### INPUT MATERIAL
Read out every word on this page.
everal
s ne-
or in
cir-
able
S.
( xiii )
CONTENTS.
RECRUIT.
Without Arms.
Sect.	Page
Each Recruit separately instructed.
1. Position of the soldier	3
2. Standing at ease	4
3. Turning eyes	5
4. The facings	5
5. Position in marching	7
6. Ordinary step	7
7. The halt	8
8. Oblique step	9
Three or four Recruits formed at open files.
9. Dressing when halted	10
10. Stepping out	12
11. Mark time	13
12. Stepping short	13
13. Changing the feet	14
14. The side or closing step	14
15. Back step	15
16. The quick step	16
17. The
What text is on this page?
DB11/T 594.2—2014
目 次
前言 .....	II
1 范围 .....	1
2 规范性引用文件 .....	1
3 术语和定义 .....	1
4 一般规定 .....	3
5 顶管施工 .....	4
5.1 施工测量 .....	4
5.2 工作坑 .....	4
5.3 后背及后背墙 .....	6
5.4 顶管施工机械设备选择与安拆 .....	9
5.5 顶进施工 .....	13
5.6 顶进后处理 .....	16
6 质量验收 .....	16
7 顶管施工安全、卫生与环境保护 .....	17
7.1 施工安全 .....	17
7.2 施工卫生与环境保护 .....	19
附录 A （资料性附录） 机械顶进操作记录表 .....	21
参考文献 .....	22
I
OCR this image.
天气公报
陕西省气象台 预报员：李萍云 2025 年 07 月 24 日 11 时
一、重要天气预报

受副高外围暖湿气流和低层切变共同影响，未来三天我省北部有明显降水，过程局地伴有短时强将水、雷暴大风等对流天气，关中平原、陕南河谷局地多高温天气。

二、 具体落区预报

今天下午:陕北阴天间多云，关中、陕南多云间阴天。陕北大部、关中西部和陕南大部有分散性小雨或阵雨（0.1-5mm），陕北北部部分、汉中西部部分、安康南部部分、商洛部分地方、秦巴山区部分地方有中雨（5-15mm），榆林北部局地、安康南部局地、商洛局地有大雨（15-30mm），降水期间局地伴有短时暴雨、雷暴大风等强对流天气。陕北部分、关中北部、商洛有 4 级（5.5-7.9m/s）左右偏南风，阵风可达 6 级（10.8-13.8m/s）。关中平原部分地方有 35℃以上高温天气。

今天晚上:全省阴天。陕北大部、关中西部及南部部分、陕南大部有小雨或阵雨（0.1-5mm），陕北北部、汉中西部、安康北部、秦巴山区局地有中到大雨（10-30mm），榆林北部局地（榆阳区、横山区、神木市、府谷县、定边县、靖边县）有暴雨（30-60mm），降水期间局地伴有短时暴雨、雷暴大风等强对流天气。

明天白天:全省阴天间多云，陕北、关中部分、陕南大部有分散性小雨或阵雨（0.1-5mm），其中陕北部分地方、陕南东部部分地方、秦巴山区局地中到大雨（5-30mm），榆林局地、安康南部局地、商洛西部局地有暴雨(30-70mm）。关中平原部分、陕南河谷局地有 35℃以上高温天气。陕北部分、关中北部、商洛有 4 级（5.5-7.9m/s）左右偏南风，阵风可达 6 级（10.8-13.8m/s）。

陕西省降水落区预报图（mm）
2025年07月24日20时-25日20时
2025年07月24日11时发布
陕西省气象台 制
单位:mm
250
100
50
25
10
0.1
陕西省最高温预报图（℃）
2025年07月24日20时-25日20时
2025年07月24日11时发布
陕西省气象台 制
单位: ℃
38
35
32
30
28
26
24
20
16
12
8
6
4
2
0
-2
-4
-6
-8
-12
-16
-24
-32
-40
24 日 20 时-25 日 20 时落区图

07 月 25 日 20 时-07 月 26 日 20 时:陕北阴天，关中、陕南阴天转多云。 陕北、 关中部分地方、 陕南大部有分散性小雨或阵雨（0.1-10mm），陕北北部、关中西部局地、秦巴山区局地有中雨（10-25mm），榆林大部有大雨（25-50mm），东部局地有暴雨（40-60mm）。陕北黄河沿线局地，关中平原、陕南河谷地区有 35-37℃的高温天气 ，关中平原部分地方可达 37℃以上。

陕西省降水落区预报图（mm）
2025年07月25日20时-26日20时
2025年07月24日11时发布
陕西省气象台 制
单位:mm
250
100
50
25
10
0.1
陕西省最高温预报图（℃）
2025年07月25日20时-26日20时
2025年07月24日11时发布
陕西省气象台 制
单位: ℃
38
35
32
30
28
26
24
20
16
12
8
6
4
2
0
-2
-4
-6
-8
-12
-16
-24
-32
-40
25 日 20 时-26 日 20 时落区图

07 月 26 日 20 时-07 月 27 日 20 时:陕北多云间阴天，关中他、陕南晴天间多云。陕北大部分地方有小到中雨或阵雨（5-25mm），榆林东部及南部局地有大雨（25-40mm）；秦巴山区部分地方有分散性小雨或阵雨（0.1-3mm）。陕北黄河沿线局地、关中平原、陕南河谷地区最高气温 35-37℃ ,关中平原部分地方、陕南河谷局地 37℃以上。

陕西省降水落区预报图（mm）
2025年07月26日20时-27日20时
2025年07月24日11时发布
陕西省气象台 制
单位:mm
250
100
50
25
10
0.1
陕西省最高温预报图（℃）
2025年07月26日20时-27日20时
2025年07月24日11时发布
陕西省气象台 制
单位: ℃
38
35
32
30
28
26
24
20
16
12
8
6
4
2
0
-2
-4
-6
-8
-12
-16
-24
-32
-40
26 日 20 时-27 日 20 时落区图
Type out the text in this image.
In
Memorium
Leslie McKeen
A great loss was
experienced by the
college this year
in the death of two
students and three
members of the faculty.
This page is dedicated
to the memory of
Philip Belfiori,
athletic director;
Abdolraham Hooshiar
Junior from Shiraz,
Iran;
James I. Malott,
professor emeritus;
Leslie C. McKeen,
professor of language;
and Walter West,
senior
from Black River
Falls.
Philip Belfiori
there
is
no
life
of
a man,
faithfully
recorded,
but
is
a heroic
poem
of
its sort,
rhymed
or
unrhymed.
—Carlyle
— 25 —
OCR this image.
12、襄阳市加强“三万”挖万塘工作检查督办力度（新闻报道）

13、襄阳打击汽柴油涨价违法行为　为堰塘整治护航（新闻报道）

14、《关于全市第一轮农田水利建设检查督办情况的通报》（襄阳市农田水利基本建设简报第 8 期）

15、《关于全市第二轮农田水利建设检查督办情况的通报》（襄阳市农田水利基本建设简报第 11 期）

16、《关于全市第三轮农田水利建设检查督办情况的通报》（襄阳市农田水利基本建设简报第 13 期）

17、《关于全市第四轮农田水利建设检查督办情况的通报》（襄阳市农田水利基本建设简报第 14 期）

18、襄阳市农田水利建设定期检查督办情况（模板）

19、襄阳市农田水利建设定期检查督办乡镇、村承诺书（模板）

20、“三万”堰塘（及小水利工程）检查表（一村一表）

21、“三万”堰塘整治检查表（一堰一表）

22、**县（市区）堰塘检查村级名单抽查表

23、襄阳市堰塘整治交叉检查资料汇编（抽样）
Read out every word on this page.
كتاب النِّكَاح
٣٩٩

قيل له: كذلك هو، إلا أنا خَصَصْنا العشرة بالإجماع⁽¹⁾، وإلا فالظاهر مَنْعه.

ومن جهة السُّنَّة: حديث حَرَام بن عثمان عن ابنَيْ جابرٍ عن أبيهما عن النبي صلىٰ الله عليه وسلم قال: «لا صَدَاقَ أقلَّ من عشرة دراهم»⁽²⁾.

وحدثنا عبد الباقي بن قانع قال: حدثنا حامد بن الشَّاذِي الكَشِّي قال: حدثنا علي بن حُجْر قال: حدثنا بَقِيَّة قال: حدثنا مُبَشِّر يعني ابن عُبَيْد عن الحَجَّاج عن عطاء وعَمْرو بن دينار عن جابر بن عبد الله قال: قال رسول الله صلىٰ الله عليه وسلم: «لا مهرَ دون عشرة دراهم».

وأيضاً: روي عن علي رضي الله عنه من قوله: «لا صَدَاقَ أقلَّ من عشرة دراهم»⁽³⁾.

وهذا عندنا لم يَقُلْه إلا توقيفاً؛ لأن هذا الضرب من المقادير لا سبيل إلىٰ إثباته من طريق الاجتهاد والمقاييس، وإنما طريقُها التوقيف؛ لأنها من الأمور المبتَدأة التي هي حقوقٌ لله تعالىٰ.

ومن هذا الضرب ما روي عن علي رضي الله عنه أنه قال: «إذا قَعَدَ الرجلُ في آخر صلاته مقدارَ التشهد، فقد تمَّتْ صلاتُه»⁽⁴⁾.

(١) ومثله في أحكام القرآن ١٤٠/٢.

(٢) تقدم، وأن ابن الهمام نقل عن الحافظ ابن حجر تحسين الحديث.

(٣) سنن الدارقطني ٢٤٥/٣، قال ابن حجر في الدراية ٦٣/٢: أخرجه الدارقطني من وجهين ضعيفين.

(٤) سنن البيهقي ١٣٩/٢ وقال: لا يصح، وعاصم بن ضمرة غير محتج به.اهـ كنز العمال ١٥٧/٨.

### WORK TO DO
In the records above, find the lines containing "text" and copy them.

### ANSWER
What text is on this page?
Type out the text in this image.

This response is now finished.